§ **Data excerpts**
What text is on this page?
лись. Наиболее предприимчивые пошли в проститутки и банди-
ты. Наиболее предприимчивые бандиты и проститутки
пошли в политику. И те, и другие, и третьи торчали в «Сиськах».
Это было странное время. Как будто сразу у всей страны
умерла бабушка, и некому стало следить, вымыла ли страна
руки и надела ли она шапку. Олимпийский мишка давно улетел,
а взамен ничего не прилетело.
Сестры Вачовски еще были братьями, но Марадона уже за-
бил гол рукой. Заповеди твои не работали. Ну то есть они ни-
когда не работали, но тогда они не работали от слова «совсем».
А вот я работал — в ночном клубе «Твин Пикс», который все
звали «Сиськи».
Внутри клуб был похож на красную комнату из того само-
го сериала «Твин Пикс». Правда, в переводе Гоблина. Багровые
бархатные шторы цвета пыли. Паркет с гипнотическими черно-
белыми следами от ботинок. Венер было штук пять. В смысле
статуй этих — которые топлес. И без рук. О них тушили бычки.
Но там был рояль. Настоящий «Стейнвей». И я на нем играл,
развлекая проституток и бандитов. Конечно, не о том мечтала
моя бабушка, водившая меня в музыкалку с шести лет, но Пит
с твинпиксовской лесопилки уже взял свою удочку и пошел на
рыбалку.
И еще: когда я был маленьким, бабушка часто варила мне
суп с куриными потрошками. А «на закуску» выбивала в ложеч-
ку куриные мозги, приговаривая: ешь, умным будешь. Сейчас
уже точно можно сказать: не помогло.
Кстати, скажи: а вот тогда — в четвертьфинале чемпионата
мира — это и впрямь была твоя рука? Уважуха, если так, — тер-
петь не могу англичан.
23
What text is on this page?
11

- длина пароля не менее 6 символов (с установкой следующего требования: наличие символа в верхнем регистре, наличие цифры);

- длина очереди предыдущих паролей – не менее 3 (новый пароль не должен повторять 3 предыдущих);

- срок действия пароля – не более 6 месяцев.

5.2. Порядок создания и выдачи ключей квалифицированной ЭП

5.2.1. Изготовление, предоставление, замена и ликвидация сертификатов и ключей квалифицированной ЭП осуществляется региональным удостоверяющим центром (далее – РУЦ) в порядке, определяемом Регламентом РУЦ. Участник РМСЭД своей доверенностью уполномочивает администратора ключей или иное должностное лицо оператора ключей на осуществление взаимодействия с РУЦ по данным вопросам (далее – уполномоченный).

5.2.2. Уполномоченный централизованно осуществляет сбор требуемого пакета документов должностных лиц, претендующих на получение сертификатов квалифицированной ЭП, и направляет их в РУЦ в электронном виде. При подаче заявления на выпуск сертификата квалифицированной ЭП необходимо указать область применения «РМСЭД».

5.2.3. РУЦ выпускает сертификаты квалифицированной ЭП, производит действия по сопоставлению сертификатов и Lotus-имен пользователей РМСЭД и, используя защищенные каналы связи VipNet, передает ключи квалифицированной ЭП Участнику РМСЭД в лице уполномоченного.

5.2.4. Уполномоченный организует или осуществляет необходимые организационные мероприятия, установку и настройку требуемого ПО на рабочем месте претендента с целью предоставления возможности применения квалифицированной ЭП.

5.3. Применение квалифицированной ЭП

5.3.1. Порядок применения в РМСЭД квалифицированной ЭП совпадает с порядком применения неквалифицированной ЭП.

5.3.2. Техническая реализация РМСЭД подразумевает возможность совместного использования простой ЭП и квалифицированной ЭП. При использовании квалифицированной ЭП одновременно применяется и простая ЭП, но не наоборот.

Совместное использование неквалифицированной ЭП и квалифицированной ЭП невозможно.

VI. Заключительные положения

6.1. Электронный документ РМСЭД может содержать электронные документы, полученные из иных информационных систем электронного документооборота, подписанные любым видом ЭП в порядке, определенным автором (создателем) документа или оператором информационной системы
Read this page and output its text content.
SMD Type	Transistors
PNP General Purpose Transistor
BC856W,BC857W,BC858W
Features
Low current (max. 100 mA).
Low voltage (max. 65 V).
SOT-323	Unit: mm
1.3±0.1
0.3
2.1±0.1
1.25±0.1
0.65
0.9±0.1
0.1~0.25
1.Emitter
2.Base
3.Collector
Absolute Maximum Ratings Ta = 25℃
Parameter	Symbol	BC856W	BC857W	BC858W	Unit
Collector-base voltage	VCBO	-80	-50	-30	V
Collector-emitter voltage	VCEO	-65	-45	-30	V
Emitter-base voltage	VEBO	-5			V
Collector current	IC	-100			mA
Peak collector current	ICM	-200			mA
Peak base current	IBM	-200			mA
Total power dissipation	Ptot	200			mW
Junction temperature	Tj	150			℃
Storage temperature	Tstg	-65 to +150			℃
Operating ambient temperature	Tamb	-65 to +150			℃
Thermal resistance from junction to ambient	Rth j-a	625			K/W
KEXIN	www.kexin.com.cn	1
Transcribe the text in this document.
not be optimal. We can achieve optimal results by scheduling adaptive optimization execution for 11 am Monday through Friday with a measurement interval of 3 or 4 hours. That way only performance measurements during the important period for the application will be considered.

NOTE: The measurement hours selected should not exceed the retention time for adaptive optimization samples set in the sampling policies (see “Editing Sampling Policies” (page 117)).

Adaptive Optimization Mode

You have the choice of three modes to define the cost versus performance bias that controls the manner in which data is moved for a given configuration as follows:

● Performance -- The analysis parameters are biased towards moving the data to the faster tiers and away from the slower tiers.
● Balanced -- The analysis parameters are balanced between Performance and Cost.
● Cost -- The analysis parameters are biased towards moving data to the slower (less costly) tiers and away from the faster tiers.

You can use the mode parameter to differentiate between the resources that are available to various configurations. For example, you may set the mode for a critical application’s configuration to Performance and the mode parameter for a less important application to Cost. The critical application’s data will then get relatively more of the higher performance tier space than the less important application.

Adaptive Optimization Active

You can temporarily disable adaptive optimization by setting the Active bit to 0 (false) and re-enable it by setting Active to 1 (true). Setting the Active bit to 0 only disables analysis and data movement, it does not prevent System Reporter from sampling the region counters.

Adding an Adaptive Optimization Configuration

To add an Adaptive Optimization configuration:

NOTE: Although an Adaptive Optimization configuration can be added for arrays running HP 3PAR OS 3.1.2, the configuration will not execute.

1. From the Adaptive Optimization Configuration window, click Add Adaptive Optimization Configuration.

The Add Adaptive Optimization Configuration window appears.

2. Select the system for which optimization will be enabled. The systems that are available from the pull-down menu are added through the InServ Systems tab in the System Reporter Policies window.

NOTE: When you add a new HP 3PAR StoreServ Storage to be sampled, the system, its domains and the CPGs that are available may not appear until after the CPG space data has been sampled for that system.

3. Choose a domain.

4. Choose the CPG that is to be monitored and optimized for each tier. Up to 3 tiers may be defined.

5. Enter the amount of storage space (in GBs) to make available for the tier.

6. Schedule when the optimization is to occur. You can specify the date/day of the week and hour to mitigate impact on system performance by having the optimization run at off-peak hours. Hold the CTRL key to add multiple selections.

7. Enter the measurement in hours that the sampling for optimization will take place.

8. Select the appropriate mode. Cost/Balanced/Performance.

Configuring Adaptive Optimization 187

§ **Stated task**
Set down the listing above in full, please, exactly as it appears.

§ **Solution to this task**
What text is on this page?
лись. Наиболее предприимчивые пошли в проститутки и банди-
ты. Наиболее предприимчивые бандиты и проститутки
пошли в политику. И те, и другие, и третьи торчали в «Сиськах».
Это было странное время. Как будто сразу у всей страны
умерла бабушка, и некому стало следить, вымыла ли страна
руки и надела ли она шапку. Олимпийский мишка давно улетел,
а взамен ничего не прилетело.
Сестры Вачовски еще были братьями, но Марадона уже за-
бил гол рукой. Заповеди твои не работали. Ну то есть они ни-
когда не работали, но тогда они не работали от слова «совсем».
А вот я работал — в ночном клубе «Твин Пикс», который все
звали «Сиськи».
Внутри клуб был похож на красную комнату из того само-
го сериала «Твин Пикс». Правда, в переводе Гоблина. Багровые
бархатные шторы цвета пыли. Паркет с гипнотическими черно-
белыми следами от ботинок. Венер было штук пять. В смысле
статуй этих — которые топлес. И без рук. О них тушили бычки.
Но там был рояль. Настоящий «Стейнвей». И я на нем играл,
развлекая проституток и бандитов. Конечно, не о том мечтала
моя бабушка, водившая меня в музыкалку с шести лет, но Пит
с твинпиксовской лесопилки уже взял свою удочку и пошел на
рыбалку.
И еще: когда я был маленьким, бабушка часто варила мне
суп с куриными потрошками. А «на закуску» выбивала в ложеч-
ку куриные мозги, приговаривая: ешь, умным будешь. Сейчас
уже точно можно сказать: не помогло.
Кстати, скажи: а вот тогда — в четвертьфинале чемпионата
мира — это и впрямь была твоя рука? Уважуха, если так, — тер-
петь не могу англичан.
23
What text is on this page?
11

- длина пароля не менее 6 символов (с установкой следующего требования: наличие символа в верхнем регистре, наличие цифры);

- длина очереди предыдущих паролей – не менее 3 (новый пароль не должен повторять 3 предыдущих);

- срок действия пароля – не более 6 месяцев.

5.2. Порядок создания и выдачи ключей квалифицированной ЭП

5.2.1. Изготовление, предоставление, замена и ликвидация сертификатов и ключей квалифицированной ЭП осуществляется региональным удостоверяющим центром (далее – РУЦ) в порядке, определяемом Регламентом РУЦ. Участник РМСЭД своей доверенностью уполномочивает администратора ключей или иное должностное лицо оператора ключей на осуществление взаимодействия с РУЦ по данным вопросам (далее – уполномоченный).

5.2.2. Уполномоченный централизованно осуществляет сбор требуемого пакета документов должностных лиц, претендующих на получение сертификатов квалифицированной ЭП, и направляет их в РУЦ в электронном виде. При подаче заявления на выпуск сертификата квалифицированной ЭП необходимо указать область применения «РМСЭД».

5.2.3. РУЦ выпускает сертификаты квалифицированной ЭП, производит действия по сопоставлению сертификатов и Lotus-имен пользователей РМСЭД и, используя защищенные каналы связи VipNet, передает ключи квалифицированной ЭП Участнику РМСЭД в лице уполномоченного.

5.2.4. Уполномоченный организует или осуществляет необходимые организационные мероприятия, установку и настройку требуемого ПО на рабочем месте претендента с целью предоставления возможности применения квалифицированной ЭП.

5.3. Применение квалифицированной ЭП

5.3.1. Порядок применения в РМСЭД квалифицированной ЭП совпадает с порядком применения неквалифицированной ЭП.

5.3.2. Техническая реализация РМСЭД подразумевает возможность совместного использования простой ЭП и квалифицированной ЭП. При использовании квалифицированной ЭП одновременно применяется и простая ЭП, но не наоборот.

Совместное использование неквалифицированной ЭП и квалифицированной ЭП невозможно.

VI. Заключительные положения

6.1. Электронный документ РМСЭД может содержать электронные документы, полученные из иных информационных систем электронного документооборота, подписанные любым видом ЭП в порядке, определенным автором (создателем) документа или оператором информационной системы
Read this page and output its text content.
SMD Type	Transistors
PNP General Purpose Transistor
BC856W,BC857W,BC858W
Features
Low current (max. 100 mA).
Low voltage (max. 65 V).
SOT-323	Unit: mm
1.3±0.1
0.3
2.1±0.1
1.25±0.1
0.65
0.9±0.1
0.1~0.25
1.Emitter
2.Base
3.Collector
Absolute Maximum Ratings Ta = 25℃
Parameter	Symbol	BC856W	BC857W	BC858W	Unit
Collector-base voltage	VCBO	-80	-50	-30	V
Collector-emitter voltage	VCEO	-65	-45	-30	V
Emitter-base voltage	VEBO	-5			V
Collector current	IC	-100			mA
Peak collector current	ICM	-200			mA
Peak base current	IBM	-200			mA
Total power dissipation	Ptot	200			mW
Junction temperature	Tj	150			℃
Storage temperature	Tstg	-65 to +150			℃
Operating ambient temperature	Tamb	-65 to +150			℃
Thermal resistance from junction to ambient	Rth j-a	625			K/W
KEXIN	www.kexin.com.cn	1
Transcribe the text in this document.
not be optimal. We can achieve optimal results by scheduling adaptive optimization execution for 11 am Monday through Friday with a measurement interval of 3 or 4 hours. That way only performance measurements during the important period for the application will be considered.

NOTE: The measurement hours selected should not exceed the retention time for adaptive optimization samples set in the sampling policies (see “Editing Sampling Policies” (page 117)).

Adaptive Optimization Mode

You have the choice of three modes to define the cost versus performance bias that controls the manner in which data is moved for a given configuration as follows:

● Performance -- The analysis parameters are biased towards moving the data to the faster tiers and away from the slower tiers.
● Balanced -- The analysis parameters are balanced between Performance and Cost.
● Cost -- The analysis parameters are biased towards moving data to the slower (less costly) tiers and away from the faster tiers.

You can use the mode parameter to differentiate between the resources that are available to various configurations. For example, you may set the mode for a critical application’s configuration to Performance and the mode parameter for a less important application to Cost. The critical application’s data will then get relatively more of the higher performance tier space than the less important application.

Adaptive Optimization Active

You can temporarily disable adaptive optimization by setting the Active bit to 0 (false) and re-enable it by setting Active to 1 (true). Setting the Active bit to 0 only disables analysis and data movement, it does not prevent System Reporter from sampling the region counters.

Adding an Adaptive Optimization Configuration

To add an Adaptive Optimization configuration:

NOTE: Although an Adaptive Optimization configuration can be added for arrays running HP 3PAR OS 3.1.2, the configuration will not execute.

1. From the Adaptive Optimization Configuration window, click Add Adaptive Optimization Configuration.

The Add Adaptive Optimization Configuration window appears.

2. Select the system for which optimization will be enabled. The systems that are available from the pull-down menu are added through the InServ Systems tab in the System Reporter Policies window.

NOTE: When you add a new HP 3PAR StoreServ Storage to be sampled, the system, its domains and the CPGs that are available may not appear until after the CPG space data has been sampled for that system.

3. Choose a domain.

4. Choose the CPG that is to be monitored and optimized for each tier. Up to 3 tiers may be defined.

5. Enter the amount of storage space (in GBs) to make available for the tier.

6. Schedule when the optimization is to occur. You can specify the date/day of the week and hour to mitigate impact on system performance by having the optimization run at off-peak hours. Hold the CTRL key to add multiple selections.

7. Enter the measurement in hours that the sampling for optimization will take place.

8. Select the appropriate mode. Cost/Balanced/Performance.

Configuring Adaptive Optimization 187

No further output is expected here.